■ **WRITTEN REQUEST**
Copy out each line of the data that holds the word "name".

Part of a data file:
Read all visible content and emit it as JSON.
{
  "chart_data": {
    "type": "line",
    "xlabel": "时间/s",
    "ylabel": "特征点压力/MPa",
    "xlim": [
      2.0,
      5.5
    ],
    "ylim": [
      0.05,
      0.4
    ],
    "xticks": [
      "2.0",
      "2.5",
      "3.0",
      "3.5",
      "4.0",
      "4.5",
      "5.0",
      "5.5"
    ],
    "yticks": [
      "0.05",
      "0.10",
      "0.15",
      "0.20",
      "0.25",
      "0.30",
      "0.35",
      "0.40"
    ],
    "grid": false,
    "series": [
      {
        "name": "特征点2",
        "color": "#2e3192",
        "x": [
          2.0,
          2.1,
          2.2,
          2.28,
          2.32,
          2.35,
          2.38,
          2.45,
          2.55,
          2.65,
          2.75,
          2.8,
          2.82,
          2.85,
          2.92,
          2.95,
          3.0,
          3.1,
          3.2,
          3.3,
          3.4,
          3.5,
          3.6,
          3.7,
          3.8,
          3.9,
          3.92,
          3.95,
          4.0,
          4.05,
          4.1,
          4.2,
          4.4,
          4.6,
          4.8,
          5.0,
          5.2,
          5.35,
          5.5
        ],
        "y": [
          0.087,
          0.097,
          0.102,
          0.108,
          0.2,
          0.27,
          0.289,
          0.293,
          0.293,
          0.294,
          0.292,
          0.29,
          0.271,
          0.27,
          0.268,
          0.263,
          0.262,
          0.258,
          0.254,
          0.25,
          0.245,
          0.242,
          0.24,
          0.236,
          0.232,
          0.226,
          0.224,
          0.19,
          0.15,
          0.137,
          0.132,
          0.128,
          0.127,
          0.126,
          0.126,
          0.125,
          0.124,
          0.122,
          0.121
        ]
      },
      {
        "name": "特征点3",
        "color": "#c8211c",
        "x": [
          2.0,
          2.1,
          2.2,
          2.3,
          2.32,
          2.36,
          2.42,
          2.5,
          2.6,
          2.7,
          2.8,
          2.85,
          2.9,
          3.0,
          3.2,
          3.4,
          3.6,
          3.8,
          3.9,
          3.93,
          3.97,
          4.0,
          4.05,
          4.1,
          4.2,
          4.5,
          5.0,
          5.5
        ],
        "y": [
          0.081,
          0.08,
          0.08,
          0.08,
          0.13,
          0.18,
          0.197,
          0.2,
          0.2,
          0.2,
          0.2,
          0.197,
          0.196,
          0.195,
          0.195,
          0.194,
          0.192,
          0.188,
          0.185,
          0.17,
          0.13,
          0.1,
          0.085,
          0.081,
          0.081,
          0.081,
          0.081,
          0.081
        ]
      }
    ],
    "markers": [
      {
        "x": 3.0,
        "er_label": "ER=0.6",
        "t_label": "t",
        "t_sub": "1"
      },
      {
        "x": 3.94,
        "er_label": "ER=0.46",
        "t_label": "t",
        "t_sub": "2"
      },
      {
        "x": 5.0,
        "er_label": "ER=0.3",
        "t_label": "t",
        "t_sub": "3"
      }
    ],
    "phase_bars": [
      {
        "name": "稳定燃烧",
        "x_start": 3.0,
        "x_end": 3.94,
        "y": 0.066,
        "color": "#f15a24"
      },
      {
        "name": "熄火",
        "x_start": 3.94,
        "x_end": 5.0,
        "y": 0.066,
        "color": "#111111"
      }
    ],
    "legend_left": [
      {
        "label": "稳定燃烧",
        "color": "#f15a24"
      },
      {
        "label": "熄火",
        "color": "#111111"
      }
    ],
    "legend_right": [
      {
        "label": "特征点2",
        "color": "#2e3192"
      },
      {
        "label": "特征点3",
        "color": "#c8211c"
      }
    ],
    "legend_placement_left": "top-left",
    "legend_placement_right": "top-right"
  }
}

■ **COMPLETE RESPONSE**
        "name": "特征点2",
        "name": "特征点3",
        "name": "稳定燃烧",
        "name": "熄火",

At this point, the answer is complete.